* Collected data
________________
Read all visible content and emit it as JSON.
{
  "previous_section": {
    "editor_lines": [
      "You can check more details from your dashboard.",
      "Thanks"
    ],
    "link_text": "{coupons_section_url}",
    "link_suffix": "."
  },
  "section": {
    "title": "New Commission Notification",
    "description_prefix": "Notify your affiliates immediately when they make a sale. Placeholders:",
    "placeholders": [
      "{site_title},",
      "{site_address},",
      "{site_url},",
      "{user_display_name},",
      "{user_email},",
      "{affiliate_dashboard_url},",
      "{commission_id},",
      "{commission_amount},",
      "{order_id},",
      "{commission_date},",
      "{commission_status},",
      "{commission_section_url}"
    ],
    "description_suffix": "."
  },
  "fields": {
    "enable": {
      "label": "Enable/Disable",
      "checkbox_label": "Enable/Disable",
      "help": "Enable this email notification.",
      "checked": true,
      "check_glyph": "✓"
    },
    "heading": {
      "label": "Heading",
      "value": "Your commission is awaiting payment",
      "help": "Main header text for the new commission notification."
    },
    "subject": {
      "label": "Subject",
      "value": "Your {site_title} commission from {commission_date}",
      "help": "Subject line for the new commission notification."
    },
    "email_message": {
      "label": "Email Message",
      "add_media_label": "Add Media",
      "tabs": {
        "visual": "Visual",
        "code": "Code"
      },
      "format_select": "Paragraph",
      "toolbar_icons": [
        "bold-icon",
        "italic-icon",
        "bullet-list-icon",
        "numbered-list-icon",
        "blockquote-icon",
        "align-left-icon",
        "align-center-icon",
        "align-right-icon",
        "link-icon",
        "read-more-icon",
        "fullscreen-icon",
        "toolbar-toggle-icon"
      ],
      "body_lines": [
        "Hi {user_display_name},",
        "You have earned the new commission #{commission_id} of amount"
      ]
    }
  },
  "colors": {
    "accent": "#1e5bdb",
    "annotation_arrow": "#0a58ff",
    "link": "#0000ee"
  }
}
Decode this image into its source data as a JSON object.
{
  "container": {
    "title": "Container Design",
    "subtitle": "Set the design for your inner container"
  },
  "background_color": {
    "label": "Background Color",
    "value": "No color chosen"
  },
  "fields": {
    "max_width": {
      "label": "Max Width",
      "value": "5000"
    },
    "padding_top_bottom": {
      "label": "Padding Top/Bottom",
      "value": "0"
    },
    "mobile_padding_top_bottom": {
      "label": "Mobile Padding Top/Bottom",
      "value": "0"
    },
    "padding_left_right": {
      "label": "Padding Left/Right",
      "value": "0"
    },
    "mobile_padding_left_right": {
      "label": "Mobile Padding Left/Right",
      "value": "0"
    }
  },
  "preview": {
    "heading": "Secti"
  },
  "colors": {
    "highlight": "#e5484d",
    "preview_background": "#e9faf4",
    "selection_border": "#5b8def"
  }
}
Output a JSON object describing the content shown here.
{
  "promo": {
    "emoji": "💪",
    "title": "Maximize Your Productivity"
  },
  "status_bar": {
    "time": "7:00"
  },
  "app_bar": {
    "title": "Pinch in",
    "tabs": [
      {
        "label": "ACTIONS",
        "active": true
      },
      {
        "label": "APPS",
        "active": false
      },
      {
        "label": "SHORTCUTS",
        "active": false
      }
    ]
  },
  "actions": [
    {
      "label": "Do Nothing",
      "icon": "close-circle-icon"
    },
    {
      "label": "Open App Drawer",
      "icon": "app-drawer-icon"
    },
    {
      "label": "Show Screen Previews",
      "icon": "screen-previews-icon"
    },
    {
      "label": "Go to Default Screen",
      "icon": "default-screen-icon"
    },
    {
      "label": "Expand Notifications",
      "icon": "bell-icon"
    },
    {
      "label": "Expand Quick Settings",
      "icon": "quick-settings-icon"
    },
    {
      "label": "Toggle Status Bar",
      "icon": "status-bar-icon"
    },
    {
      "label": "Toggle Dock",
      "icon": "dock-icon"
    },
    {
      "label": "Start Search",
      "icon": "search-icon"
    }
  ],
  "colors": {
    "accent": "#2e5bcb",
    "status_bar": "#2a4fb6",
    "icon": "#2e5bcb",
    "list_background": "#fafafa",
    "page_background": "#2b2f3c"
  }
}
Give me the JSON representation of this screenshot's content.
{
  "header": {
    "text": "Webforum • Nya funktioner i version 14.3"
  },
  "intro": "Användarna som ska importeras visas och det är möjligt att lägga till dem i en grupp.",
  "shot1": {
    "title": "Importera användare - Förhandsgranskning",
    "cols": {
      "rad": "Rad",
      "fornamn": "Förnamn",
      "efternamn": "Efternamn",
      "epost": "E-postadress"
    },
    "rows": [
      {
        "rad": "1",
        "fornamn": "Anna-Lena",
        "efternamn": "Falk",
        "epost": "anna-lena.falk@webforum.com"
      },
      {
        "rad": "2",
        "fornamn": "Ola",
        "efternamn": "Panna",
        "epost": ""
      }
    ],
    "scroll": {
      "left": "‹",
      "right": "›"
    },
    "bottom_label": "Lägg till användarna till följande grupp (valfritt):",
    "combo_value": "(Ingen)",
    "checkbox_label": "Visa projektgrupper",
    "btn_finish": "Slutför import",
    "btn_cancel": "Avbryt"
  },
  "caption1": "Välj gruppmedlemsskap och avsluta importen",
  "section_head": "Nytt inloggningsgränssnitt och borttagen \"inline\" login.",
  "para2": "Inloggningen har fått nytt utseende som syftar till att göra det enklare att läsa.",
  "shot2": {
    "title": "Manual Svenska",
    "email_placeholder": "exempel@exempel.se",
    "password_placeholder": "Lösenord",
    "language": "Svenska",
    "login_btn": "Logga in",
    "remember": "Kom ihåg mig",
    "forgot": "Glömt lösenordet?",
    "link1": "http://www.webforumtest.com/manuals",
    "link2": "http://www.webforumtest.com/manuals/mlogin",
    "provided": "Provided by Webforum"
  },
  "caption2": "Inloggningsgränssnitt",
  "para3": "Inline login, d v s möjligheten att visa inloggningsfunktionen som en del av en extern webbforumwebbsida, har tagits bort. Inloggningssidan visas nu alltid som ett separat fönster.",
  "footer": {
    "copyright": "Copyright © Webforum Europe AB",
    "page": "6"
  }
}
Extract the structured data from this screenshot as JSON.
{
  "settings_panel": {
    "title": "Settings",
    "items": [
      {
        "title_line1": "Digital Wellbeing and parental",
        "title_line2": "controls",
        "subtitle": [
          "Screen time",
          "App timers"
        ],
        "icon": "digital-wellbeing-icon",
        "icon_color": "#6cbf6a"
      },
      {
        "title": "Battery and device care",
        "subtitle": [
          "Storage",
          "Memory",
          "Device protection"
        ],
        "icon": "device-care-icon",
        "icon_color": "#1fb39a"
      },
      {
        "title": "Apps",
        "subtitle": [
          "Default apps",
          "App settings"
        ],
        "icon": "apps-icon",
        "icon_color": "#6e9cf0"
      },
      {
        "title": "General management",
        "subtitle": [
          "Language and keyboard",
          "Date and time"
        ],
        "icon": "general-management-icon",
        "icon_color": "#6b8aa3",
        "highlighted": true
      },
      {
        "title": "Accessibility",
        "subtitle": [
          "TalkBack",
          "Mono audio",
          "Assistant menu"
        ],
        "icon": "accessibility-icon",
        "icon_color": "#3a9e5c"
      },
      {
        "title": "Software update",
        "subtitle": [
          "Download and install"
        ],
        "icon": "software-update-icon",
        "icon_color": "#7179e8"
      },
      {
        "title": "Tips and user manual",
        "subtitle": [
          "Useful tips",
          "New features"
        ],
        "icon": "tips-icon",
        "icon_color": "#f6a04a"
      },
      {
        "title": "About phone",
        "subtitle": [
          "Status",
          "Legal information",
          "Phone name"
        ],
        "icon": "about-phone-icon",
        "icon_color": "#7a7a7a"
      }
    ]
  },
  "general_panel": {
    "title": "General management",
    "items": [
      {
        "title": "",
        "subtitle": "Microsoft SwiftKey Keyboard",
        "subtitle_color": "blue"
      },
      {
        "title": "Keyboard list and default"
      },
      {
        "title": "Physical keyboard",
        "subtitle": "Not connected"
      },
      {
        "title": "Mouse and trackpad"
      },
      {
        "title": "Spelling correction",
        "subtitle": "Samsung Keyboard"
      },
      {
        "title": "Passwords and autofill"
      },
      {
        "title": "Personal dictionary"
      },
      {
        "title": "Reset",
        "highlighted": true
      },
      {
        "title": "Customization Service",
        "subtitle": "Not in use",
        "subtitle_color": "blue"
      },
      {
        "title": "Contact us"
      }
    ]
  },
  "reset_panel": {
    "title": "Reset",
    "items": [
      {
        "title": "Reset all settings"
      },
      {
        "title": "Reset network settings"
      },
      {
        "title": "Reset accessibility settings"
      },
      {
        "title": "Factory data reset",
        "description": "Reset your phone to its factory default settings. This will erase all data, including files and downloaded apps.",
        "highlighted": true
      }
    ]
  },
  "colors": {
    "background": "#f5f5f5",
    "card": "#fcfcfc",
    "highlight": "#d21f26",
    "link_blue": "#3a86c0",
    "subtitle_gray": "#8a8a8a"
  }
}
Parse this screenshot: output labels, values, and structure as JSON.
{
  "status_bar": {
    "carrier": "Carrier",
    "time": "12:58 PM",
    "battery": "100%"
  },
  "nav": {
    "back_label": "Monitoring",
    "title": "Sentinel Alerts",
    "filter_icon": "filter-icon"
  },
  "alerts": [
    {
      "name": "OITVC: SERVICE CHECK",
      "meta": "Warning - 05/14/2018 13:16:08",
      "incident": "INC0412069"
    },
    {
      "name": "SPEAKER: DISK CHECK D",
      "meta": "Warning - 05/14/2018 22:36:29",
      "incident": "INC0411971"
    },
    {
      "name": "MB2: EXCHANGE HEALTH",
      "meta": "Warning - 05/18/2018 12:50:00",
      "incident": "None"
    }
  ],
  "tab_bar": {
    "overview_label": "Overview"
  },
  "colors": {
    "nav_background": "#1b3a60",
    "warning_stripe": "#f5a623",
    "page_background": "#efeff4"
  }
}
________________
* EXERCISE REQUIREMENTS
Ascertain the number of lines in the entries that include the word "meta", and report only that number.

* EXERCISE SOLUTION
3